* [原文]

另外,由于通过本发明提供具有柳杉花粉的免疫原性的蛋白的遗传信息,所以根据该遗传信息还可以进行具有柳杉花粉的免疫原性的蛋白的大量生产、包含该蛋白的转化体的大量生产、该转化体的后代(水稻(イネ)等)的大量生产。 
附图说明
图1是显示经口给予Tg水稻种子的实验组和经口给予Non-Tg水稻种子的实验组的T细胞的增殖活性的图。 
图2是显示经口给予Tg水稻种子的实验组和经口给予Non-Tg水稻种子的实验组的IL-4的产生量的图。 
图3是显示经口给予Tg水稻种子的实验组和经口给予Non-Tg水稻种子的实验组的IL-5的产生量的图。 
图4是显示经口给予Tg水稻种子的实验组和经口给予Non-Tg水稻种子的实验组的IL-6的产生量的图。 
图5是显示经口给予Tg水稻种子的实验组和经口给予Non-Tg水稻种子的实验组的IL-10的产生量的图。 
图6是显示经口给予Tg水稻种子的实验组和经口给予Non-Tg水稻种子的实验组的IL-13的产生量的图。 
图7是显示经口给予Tg水稻种子的实验组和经口给予Non-Tg水稻种子的实验组的IFN-γ的产生量的图。 
图8是显示经口给予Tg水稻种子的实验组和经口给予Non-Tg水稻种子的实验组的IgE抗体的产生量的图。 
图9是显示经口给予Tg水稻种子的实验组和经口给予Non-Tg水稻种子的实验组的IgG抗体的产生量的图。 
图10是显示经口给予Tg水稻种子的实验组和经口给予Non-Tg水稻种子的实验组的组胺的产生量的图。 
具体实施方式
本发明的蛋白是具有柳杉花粉的免疫原性的蛋白。柳杉花粉的免疫原性是指被柳杉花粉抗原特异性T细胞识别为抗原,是指柳杉花粉变应原所具备的性质。柳杉花粉变应原包括Cryj1和Cryj2。本发明的蛋白是具有这样的柳杉花粉的免疫原性的蛋白,其活性优选为与Cryj1和Cryj2中的任一个或两者所发挥的免疫原性同等。

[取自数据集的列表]
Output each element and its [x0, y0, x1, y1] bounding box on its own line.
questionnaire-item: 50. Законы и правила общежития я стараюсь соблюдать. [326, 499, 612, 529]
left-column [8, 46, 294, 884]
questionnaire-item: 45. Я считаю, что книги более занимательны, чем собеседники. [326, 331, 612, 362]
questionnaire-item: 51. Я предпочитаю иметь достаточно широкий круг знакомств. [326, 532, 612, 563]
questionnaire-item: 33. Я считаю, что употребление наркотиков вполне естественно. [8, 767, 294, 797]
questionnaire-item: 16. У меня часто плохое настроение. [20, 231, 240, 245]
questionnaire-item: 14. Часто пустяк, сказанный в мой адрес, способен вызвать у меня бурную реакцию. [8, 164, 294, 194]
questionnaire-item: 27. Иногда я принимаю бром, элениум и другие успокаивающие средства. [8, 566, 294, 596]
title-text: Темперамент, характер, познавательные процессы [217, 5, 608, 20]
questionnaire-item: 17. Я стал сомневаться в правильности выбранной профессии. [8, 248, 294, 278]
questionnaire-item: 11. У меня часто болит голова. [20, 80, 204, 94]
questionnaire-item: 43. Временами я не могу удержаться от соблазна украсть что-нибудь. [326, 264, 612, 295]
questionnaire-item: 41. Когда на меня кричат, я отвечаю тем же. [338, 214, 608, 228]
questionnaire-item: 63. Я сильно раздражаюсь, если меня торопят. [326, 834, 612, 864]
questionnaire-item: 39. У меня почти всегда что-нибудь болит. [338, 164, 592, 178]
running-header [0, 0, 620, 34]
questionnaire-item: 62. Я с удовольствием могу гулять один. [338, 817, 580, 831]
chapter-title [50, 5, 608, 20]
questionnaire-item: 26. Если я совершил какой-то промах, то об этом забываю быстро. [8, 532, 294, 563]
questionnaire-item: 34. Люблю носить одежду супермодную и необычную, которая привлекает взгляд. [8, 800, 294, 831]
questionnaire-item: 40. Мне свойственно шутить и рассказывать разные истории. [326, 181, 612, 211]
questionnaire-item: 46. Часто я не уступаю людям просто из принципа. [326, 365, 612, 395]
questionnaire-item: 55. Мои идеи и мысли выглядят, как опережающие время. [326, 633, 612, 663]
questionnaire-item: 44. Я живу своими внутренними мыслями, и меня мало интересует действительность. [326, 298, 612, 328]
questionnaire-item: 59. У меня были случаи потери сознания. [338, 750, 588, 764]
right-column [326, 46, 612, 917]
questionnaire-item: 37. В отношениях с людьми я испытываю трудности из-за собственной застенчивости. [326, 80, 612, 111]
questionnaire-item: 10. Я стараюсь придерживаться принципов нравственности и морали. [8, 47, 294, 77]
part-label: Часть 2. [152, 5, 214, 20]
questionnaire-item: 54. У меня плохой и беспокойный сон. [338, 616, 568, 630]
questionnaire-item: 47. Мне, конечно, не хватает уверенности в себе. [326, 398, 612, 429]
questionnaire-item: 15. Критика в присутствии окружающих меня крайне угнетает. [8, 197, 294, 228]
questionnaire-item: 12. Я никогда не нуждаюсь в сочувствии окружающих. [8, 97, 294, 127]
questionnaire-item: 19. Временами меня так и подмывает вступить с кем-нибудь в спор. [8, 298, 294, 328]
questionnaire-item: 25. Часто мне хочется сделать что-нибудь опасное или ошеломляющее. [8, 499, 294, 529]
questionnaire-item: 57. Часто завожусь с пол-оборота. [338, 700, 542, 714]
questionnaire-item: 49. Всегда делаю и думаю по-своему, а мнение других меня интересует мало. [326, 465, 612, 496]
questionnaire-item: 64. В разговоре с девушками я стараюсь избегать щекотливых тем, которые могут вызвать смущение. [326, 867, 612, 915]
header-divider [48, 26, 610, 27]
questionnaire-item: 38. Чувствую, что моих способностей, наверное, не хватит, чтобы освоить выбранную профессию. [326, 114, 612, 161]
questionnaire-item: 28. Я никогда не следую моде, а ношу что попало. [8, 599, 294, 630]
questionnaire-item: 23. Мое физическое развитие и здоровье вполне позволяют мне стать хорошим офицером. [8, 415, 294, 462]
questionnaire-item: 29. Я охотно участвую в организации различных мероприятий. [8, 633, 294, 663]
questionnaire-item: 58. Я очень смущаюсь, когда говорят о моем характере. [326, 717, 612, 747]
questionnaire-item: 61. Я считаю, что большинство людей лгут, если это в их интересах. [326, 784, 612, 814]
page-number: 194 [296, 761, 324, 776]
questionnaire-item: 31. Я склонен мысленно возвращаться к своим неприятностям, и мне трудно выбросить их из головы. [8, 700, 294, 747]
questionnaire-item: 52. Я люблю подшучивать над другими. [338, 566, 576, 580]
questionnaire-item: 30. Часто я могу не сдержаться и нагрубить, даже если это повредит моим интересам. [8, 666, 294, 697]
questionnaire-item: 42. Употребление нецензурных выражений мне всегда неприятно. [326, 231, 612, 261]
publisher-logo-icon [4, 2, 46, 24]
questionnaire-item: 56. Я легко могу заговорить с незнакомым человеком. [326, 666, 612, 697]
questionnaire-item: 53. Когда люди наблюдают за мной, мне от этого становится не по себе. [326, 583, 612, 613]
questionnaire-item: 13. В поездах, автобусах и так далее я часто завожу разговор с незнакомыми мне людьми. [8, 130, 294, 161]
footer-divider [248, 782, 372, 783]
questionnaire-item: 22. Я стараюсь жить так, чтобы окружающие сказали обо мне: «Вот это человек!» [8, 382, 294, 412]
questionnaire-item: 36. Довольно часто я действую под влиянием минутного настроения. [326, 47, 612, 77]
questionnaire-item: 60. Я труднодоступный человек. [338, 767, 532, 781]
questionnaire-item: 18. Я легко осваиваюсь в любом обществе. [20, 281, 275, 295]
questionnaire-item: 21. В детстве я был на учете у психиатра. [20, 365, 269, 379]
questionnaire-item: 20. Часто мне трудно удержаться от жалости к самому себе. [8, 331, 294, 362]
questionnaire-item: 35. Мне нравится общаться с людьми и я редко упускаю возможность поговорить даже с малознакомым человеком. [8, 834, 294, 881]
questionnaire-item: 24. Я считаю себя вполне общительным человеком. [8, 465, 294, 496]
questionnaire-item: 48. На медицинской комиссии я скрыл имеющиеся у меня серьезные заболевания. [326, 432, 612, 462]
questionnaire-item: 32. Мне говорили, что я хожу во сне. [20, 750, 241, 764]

* [练习目标] 接着这段讲柳杉花粉蛋白的原文往下写，从最后一句之后开始。 这份列表用不上。

* [答案]
作为具有柳杉花粉的免疫原性的蛋白,例如有(A)包含SEQ ID NO:1所示的氨基酸序列的蛋白。SEQ ID NO:1所示的氨基酸序列是通过柳杉花粉变应原Cryj2的氨基酸序列的改组来设计的。即,从Cryj2的氨基酸序列的N末端侧数起,第93-388位的部分、第59-92位的部分以及第1-58位的部分依次连接而成的序列。(A)蛋白具有柳杉花粉的免疫原性,优选与Cryj2具有同等的免疫原性。 
作为具有柳杉花粉的免疫原性的蛋白,例如还有(D)包含选自SEQ ID NO:2~4所示的氨基酸序列的一个或两个以上的蛋白。SEQ ID NO:2~4各自所示的氨基酸序列是将Cryj1形成三个片段而设计的。即,SEQ ID NO:2所示的氨基酸序列相当于Cryj1的氨基酸序列的从N末端侧数起第1-144位的部分。SEQ ID NO:3所示的氨基酸序列相当于Cryj1的氨基酸序列的从N末端侧数起第126-257位的部分。SEQ ID NO:4所示的氨基酸序列相当于Cryj1的氨基酸序列的从N末端侧数起第231-353位的部分。(D)蛋白具有柳杉花粉的免疫原性,优选与Cryj1具有同等的免疫原性。 
(D)蛋白只要具有SEQ ID NO:2所示的氨基酸序列、SEQ ID NO:3所示的氨基酸序列和SEQ ID NO:4所示的氨基酸序列中的任一个即可,但也可以组合具有这些序列中的两个以上,优选具有这些序列的全部。对具有两个以上的氨基酸序列时的连接顺序没有特别限定,当具有全部的三个序列时,优选以SEQ ID NO:3所示的氨基酸序列、SEQ ID NO:2所示的氨基酸序列和SEQ ID NO:4所示的氨基酸序列 的顺序连接。 
作为具有柳杉花粉的免疫原性的蛋白,进一步可以列举如:(G)包含SEQ ID NO:1所示的氨基酸序列和SEQ ID NO:2~4中的任一个所示的氨基酸序列的蛋白。(G)蛋白具有柳杉花粉的免疫原性,优选与Cryj1和Cryj2具有同等的免疫原性。在(G)蛋白中,除SEQ ID NO:1所示的氨基酸序列以外,还可以包含选自SEQ ID NO:2所示的氨基酸序列、SEQ ID NO:3所示的氨基酸序列和SEQ ID NO:4所示的氨基酸序列的一个或两个以上的氨基酸序列,优选包含SEQ ID NO:2~4所示的全部氨基酸序列。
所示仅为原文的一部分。